▶ _Stated goal_
Tally the lines of the data that include the word "What" and state the total, nothing else.
Begin
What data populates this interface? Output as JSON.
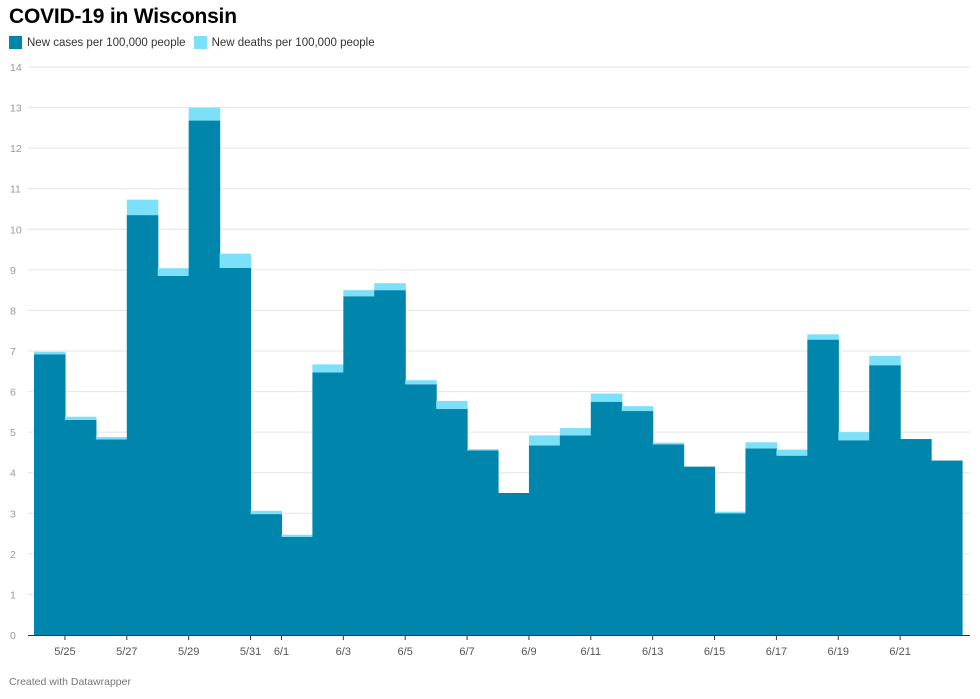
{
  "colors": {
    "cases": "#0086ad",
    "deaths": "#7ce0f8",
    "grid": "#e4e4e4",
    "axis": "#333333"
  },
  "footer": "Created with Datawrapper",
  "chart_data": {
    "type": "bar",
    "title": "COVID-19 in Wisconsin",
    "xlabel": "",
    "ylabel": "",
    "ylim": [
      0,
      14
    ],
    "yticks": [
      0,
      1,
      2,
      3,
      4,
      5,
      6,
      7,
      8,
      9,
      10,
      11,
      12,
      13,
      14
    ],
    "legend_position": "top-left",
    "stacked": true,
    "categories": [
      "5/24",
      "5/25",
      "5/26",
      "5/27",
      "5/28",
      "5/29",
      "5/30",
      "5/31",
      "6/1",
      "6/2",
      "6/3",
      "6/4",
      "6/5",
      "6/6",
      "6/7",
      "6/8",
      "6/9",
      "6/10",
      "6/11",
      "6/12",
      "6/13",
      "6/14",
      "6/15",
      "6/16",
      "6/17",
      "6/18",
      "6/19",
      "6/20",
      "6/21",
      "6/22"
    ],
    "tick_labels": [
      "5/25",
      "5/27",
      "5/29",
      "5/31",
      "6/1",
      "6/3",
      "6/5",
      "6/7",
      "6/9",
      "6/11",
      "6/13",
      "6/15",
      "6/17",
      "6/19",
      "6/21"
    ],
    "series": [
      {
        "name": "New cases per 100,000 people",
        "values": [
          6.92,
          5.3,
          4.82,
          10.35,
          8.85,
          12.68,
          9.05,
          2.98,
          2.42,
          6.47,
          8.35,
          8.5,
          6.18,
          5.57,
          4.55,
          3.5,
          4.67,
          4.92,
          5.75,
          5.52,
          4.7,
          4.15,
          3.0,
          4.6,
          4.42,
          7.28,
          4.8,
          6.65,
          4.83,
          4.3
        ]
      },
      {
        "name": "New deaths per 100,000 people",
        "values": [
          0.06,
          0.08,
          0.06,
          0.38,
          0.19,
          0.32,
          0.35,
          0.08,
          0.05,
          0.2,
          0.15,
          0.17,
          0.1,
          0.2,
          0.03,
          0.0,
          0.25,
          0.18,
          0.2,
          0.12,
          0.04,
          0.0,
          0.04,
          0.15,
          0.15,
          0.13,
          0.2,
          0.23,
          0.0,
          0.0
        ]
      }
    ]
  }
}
End
Begin
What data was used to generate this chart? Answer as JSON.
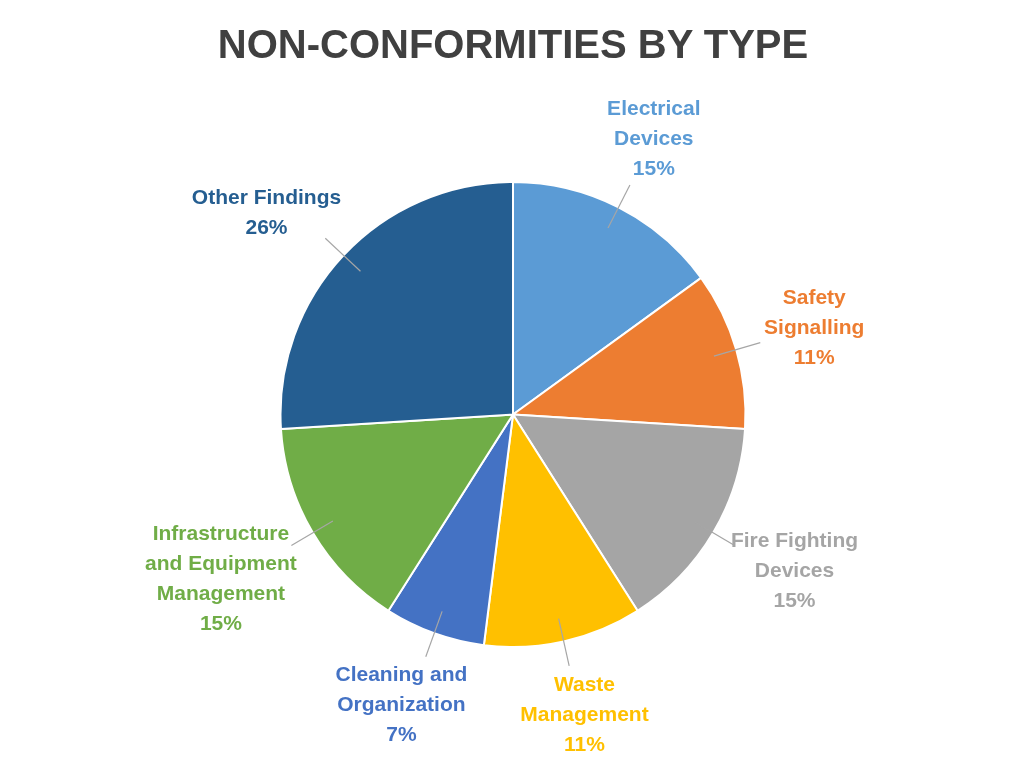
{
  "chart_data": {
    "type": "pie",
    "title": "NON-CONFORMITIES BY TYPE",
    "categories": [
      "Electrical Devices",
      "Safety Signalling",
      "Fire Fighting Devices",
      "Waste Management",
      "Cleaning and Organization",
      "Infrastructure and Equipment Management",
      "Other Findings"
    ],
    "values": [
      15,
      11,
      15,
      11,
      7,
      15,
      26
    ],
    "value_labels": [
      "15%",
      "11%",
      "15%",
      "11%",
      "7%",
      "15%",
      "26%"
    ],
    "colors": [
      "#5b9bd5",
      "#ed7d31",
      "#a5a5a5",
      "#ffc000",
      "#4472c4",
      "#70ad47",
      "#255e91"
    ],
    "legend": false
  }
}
End
▶ _Output for this task_
2